:: Data in this exercise ::

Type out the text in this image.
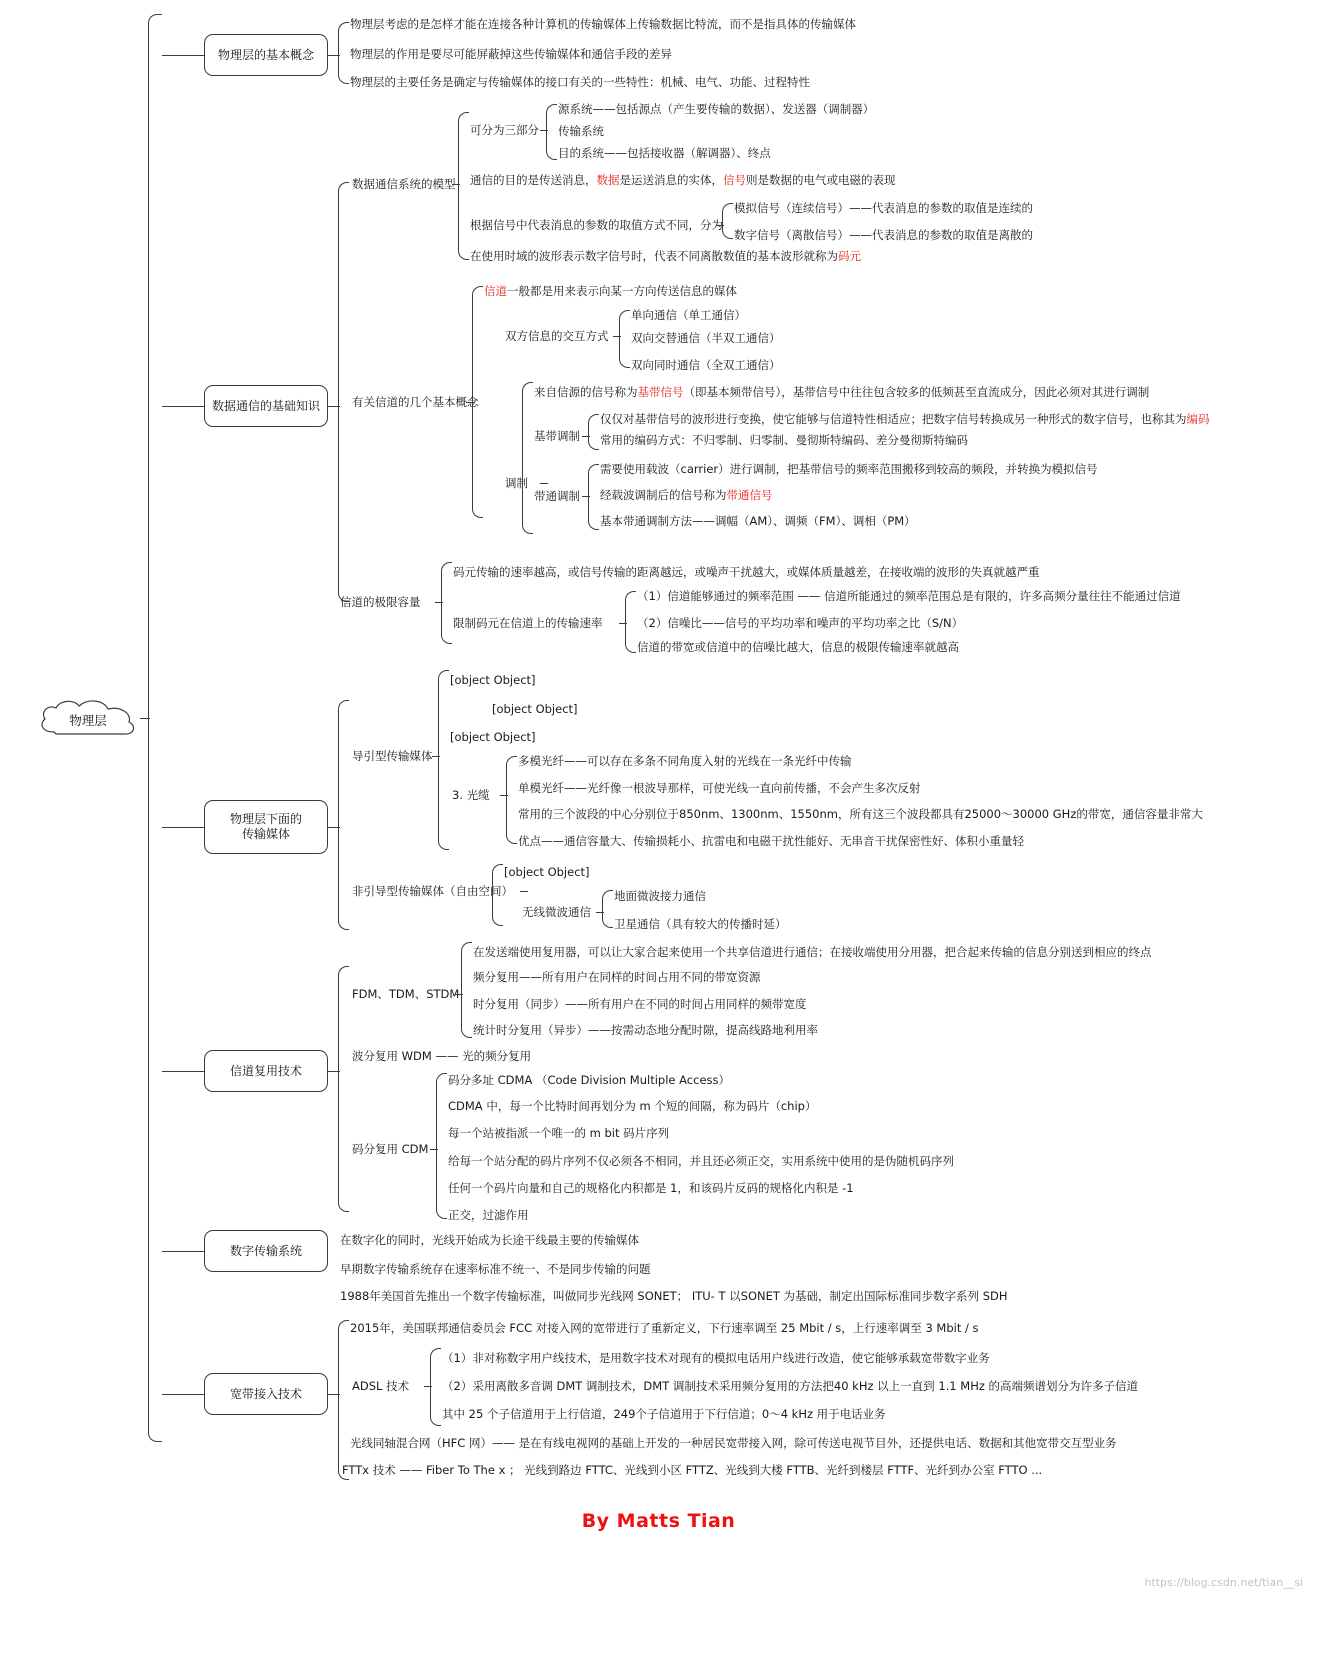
物理层
物理层的基本概念
物理层考虑的是怎样才能在连接各种计算机的传输媒体上传输数据比特流，而不是指具体的传输媒体
物理层的作用是要尽可能屏蔽掉这些传输媒体和通信手段的差异
物理层的主要任务是确定与传输媒体的接口有关的一些特性：机械、电气、功能、过程特性
数据通信的基础知识
数据通信系统的模型
可分为三部分
源系统——包括源点（产生要传输的数据）、发送器（调制器）
传输系统
目的系统——包括接收器（解调器）、终点
通信的目的是传送消息，数据是运送消息的实体，信号则是数据的电气或电磁的表现
根据信号中代表消息的参数的取值方式不同，分为
模拟信号（连续信号）——代表消息的参数的取值是连续的
数字信号（离散信号）——代表消息的参数的取值是离散的
在使用时域的波形表示数字信号时，代表不同离散数值的基本波形就称为码元
有关信道的几个基本概念
信道一般都是用来表示向某一方向传送信息的媒体
双方信息的交互方式
单向通信（单工通信）
双向交替通信（半双工通信）
双向同时通信（全双工通信）
调制
来自信源的信号称为基带信号（即基本频带信号），基带信号中往往包含较多的低频甚至直流成分，因此必须对其进行调制
基带调制
仅仅对基带信号的波形进行变换，使它能够与信道特性相适应；把数字信号转换成另一种形式的数字信号，也称其为编码
常用的编码方式：不归零制、归零制、曼彻斯特编码、差分曼彻斯特编码
带通调制
需要使用载波（carrier）进行调制，把基带信号的频率范围搬移到较高的频段，并转换为模拟信号
经载波调制后的信号称为带通信号
基本带通调制方法——调幅（AM）、调频（FM）、调相（PM）
信道的极限容量
码元传输的速率越高，或信号传输的距离越远，或噪声干扰越大，或媒体质量越差，在接收端的波形的失真就越严重
限制码元在信道上的传输速率
（1）信道能够通过的频率范围 —— 信道所能通过的频率范围总是有限的，许多高频分量往往不能通过信道
（2）信噪比——信号的平均功率和噪声的平均功率之比（S/N）
信道的带宽或信道中的信噪比越大，信息的极限传输速率就越高
物理层下面的
传输媒体
导引型传输媒体
[object Object]
[object Object]
[object Object]
3. 光缆
多模光纤——可以存在多条不同角度入射的光线在一条光纤中传输
单模光纤——光纤像一根波导那样，可使光线一直向前传播，不会产生多次反射
常用的三个波段的中心分别位于850nm、1300nm、1550nm，所有这三个波段都具有25000～30000 GHz的带宽，通信容量非常大
优点——通信容量大、传输损耗小、抗雷电和电磁干扰性能好、无串音干扰保密性好、体积小重量轻
非引导型传输媒体（自由空间）
[object Object]
无线微波通信
地面微波接力通信
卫星通信（具有较大的传播时延）
信道复用技术
FDM、TDM、STDM
在发送端使用复用器，可以让大家合起来使用一个共享信道进行通信；在接收端使用分用器，把合起来传输的信息分别送到相应的终点
频分复用——所有用户在同样的时间占用不同的带宽资源
时分复用（同步）——所有用户在不同的时间占用同样的频带宽度
统计时分复用（异步）——按需动态地分配时隙，提高线路地利用率
波分复用 WDM —— 光的频分复用
码分复用 CDM
码分多址 CDMA （Code Division Multiple Access）
CDMA 中，每一个比特时间再划分为 m 个短的间隔，称为码片（chip）
每一个站被指派一个唯一的 m bit 码片序列
给每一个站分配的码片序列不仅必须各不相同，并且还必须正交，实用系统中使用的是伪随机码序列
任何一个码片向量和自己的规格化内积都是 1，和该码片反码的规格化内积是 -1
正交，过滤作用
数字传输系统
在数字化的同时，光线开始成为长途干线最主要的传输媒体
早期数字传输系统存在速率标准不统一、不是同步传输的问题
1988年美国首先推出一个数字传输标准，叫做同步光线网 SONET； ITU- T 以SONET 为基础，制定出国际标准同步数字系列 SDH
宽带接入技术
2015年，美国联邦通信委员会 FCC 对接入网的宽带进行了重新定义，下行速率调至 25 Mbit / s，上行速率调至 3 Mbit / s
ADSL 技术
（1）非对称数字用户线技术，是用数字技术对现有的模拟电话用户线进行改造，使它能够承载宽带数字业务
（2）采用离散多音调 DMT 调制技术，DMT 调制技术采用频分复用的方法把40 kHz 以上一直到 1.1 MHz 的高端频谱划分为许多子信道
其中 25 个子信道用于上行信道，249个子信道用于下行信道；0～4 kHz 用于电话业务
光线同轴混合网（HFC 网）—— 是在有线电视网的基础上开发的一种居民宽带接入网，除可传送电视节目外，还提供电话、数据和其他宽带交互型业务
FTTx 技术 —— Fiber To The x ； 光线到路边 FTTC、光线到小区 FTTZ、光线到大楼 FTTB、光纤到楼层 FTTF、光纤到办公室 FTTO ...
By Matts Tian
https://blog.csdn.net/tian__si
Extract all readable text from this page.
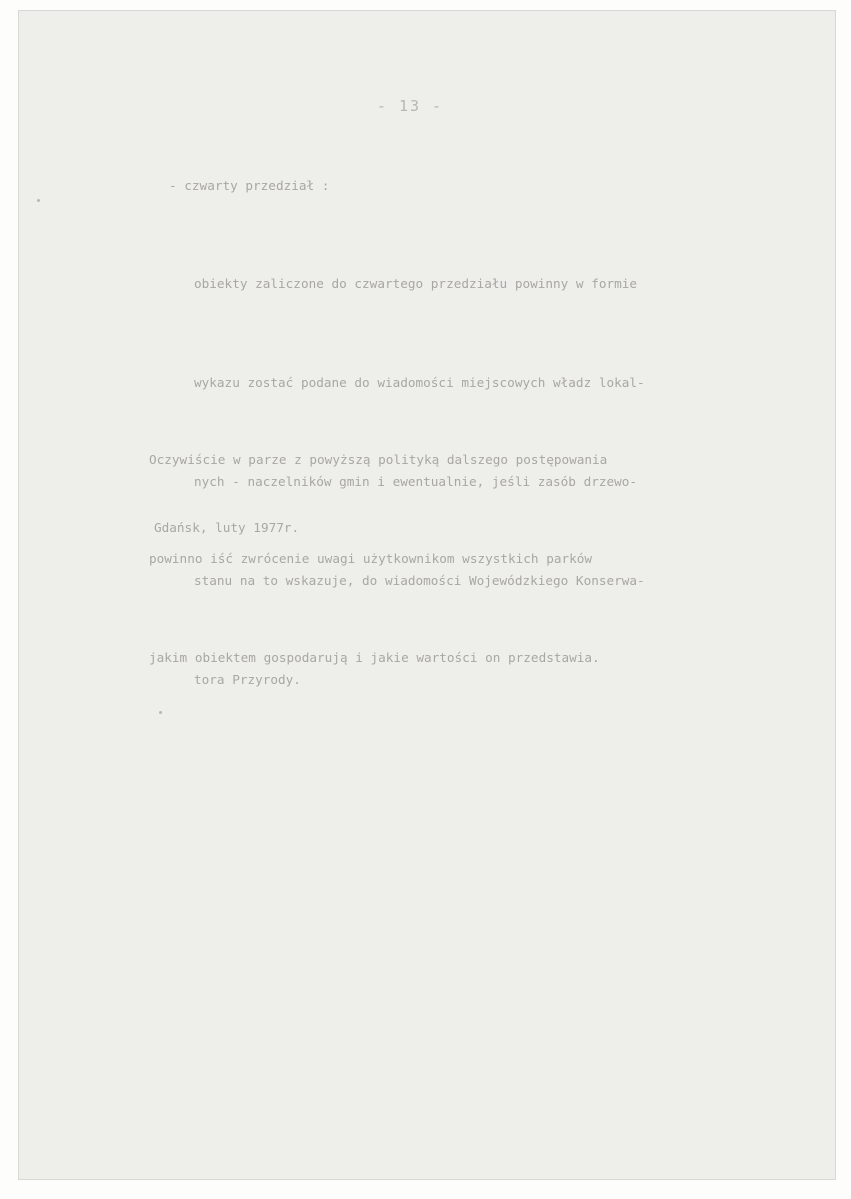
- 13 -
- czwarty przedział :

obiekty zaliczone do czwartego przedziału powinny w formie

wykazu zostać podane do wiadomości miejscowych władz lokal-

nych - naczelników gmin i ewentualnie, jeśli zasób drzewo-

stanu na to wskazuje, do wiadomości Wojewódzkiego Konserwa-

tora Przyrody.

Oczywiście w parze z powyższą polityką dalszego postępowania

powinno iść zwrócenie uwagi użytkownikom wszystkich parków

jakim obiektem gospodarują i jakie wartości on przedstawia.

Gdańsk, luty 1977r.
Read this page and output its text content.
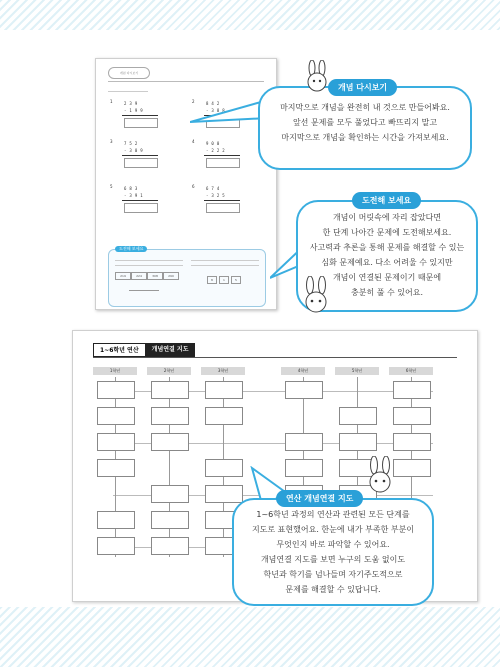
개념 다시보기
1	239
-199
2	842
-388
3	752
-309
4	900
-222
5	683
-391
6	674
-325
도전해 보세요
219	224	308	290
8	1	5
마지막으로 개념을 완전히 내 것으로 만들어봐요.
앞선 문제를 모두 풀었다고 빠뜨리지 말고
마지막으로 개념을 확인하는 시간을 가져보세요.
개념 다시보기
개념이 머릿속에 자리 잡았다면
한 단계 나아간 문제에 도전해보세요.
사고력과 추론을 통해 문제를 해결할 수 있는
심화 문제예요. 다소 어려울 수 있지만
개념이 연결된 문제이기 때문에
충분히 풀 수 있어요.
도전해 보세요
1~6학년 연산	개념연결 지도
1학년	2학년	3학년	4학년	5학년	6학년
1~6학년 과정의 연산과 관련된 모든 단계를
지도로 표현했어요. 한눈에 내가 부족한 부분이
무엇인지 바로 파악할 수 있어요.
개념연결 지도를 보면 누구의 도움 없이도
학년과 학기를 넘나들며 자기주도적으로
문제를 해결할 수 있답니다.
연산 개념연결 지도
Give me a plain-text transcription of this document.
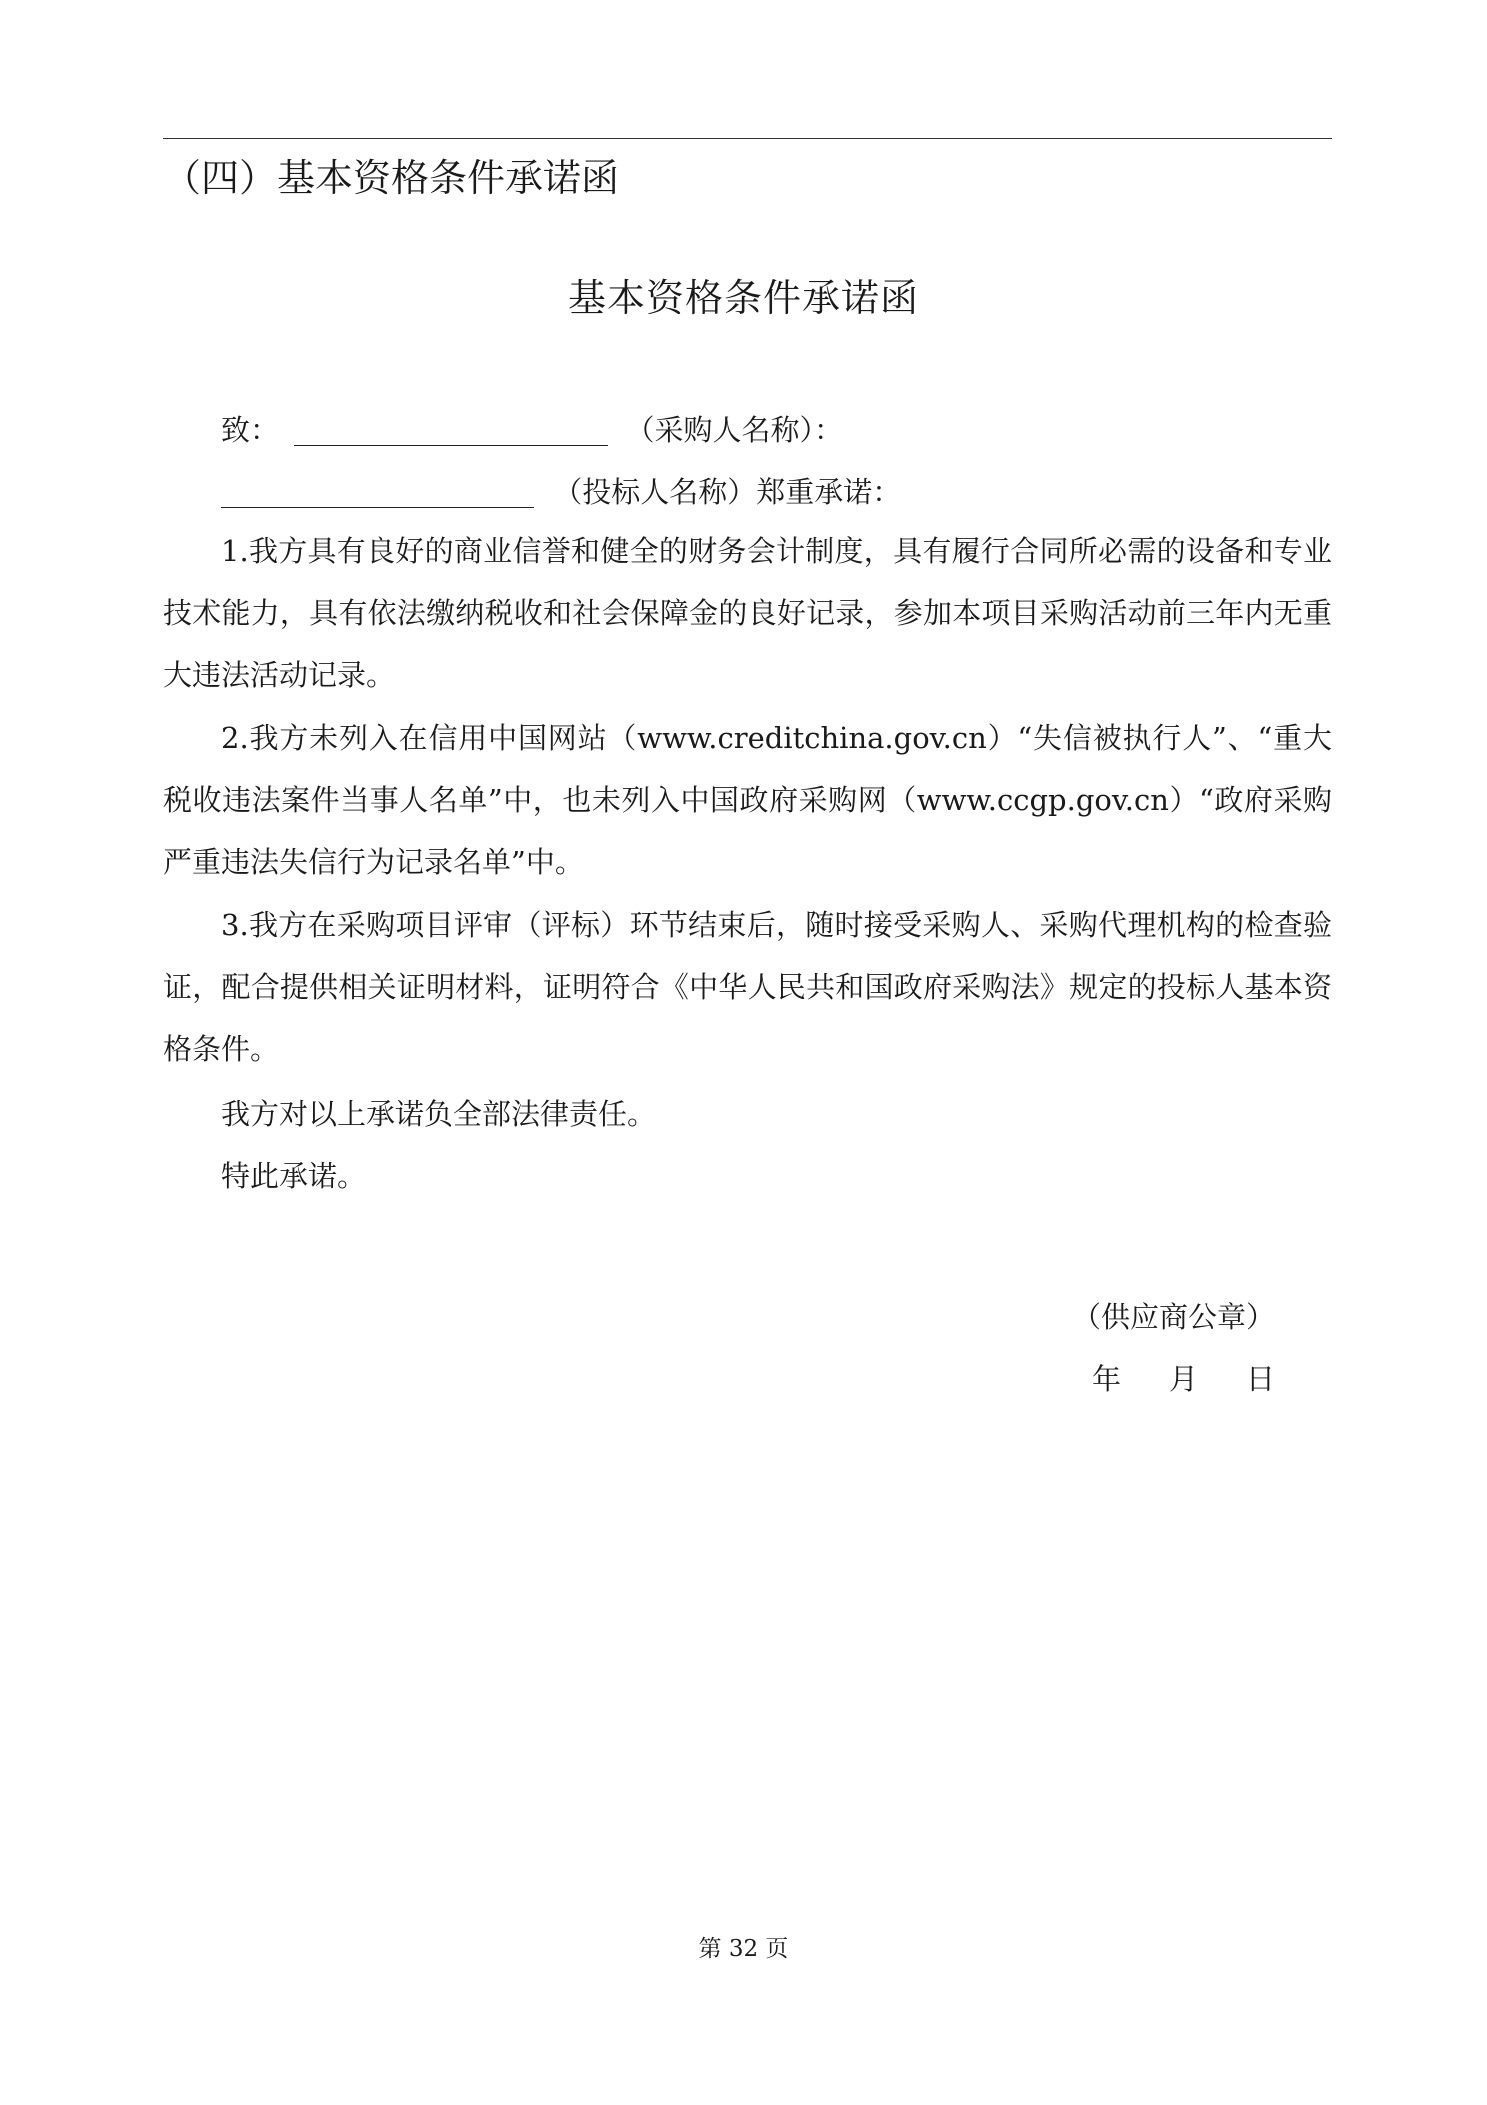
（四）基本资格条件承诺函
基本资格条件承诺函
致：	（采购人名称）：
（投标人名称）郑重承诺：
1.我方具有良好的商业信誉和健全的财务会计制度，具有履行合同所必需的设备和专业技术能力，具有依法缴纳税收和社会保障金的良好记录，参加本项目采购活动前三年内无重大违法活动记录。
2.我方未列入在信用中国网站（www.creditchina.gov.cn）“失信被执行人”、“重大税收违法案件当事人名单”中，也未列入中国政府采购网（www.ccgp.gov.cn）“政府采购严重违法失信行为记录名单”中。
3.我方在采购项目评审（评标）环节结束后，随时接受采购人、采购代理机构的检查验证，配合提供相关证明材料，证明符合《中华人民共和国政府采购法》规定的投标人基本资格条件。
我方对以上承诺负全部法律责任。
特此承诺。
（供应商公章）
年 月 日
第 32 页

:::

Task to complete
Exactly those lines that run from the line holding "Extract all readable text from this page." to the end of the listing above, both included, are to be reproduced, with pictures left out.

Response below
Extract all readable text from this page.
- 13 -
- czwarty przedział :

obiekty zaliczone do czwartego przedziału powinny w formie

wykazu zostać podane do wiadomości miejscowych władz lokal-

nych - naczelników gmin i ewentualnie, jeśli zasób drzewo-

stanu na to wskazuje, do wiadomości Wojewódzkiego Konserwa-

tora Przyrody.

Oczywiście w parze z powyższą polityką dalszego postępowania

powinno iść zwrócenie uwagi użytkownikom wszystkich parków

jakim obiektem gospodarują i jakie wartości on przedstawia.

Gdańsk, luty 1977r.
Read this page and output its text content.
개념 다시보기
1	239
-199
2	842
-388
3	752
-309
4	900
-222
5	683
-391
6	674
-325
도전해 보세요
219	224	308	290
8	1	5
마지막으로 개념을 완전히 내 것으로 만들어봐요.
앞선 문제를 모두 풀었다고 빠뜨리지 말고
마지막으로 개념을 확인하는 시간을 가져보세요.
개념 다시보기
개념이 머릿속에 자리 잡았다면
한 단계 나아간 문제에 도전해보세요.
사고력과 추론을 통해 문제를 해결할 수 있는
심화 문제예요. 다소 어려울 수 있지만
개념이 연결된 문제이기 때문에
충분히 풀 수 있어요.
도전해 보세요
1~6학년 연산	개념연결 지도
1학년	2학년	3학년	4학년	5학년	6학년
1~6학년 과정의 연산과 관련된 모든 단계를
지도로 표현했어요. 한눈에 내가 부족한 부분이
무엇인지 바로 파악할 수 있어요.
개념연결 지도를 보면 누구의 도움 없이도
학년과 학기를 넘나들며 자기주도적으로
문제를 해결할 수 있답니다.
연산 개념연결 지도
Give me a plain-text transcription of this document.
（四）基本资格条件承诺函
基本资格条件承诺函
致：	（采购人名称）：
（投标人名称）郑重承诺：
1.我方具有良好的商业信誉和健全的财务会计制度，具有履行合同所必需的设备和专业技术能力，具有依法缴纳税收和社会保障金的良好记录，参加本项目采购活动前三年内无重大违法活动记录。
2.我方未列入在信用中国网站（www.creditchina.gov.cn）“失信被执行人”、“重大税收违法案件当事人名单”中，也未列入中国政府采购网（www.ccgp.gov.cn）“政府采购严重违法失信行为记录名单”中。
3.我方在采购项目评审（评标）环节结束后，随时接受采购人、采购代理机构的检查验证，配合提供相关证明材料，证明符合《中华人民共和国政府采购法》规定的投标人基本资格条件。
我方对以上承诺负全部法律责任。
特此承诺。
（供应商公章）
年 月 日
第 32 页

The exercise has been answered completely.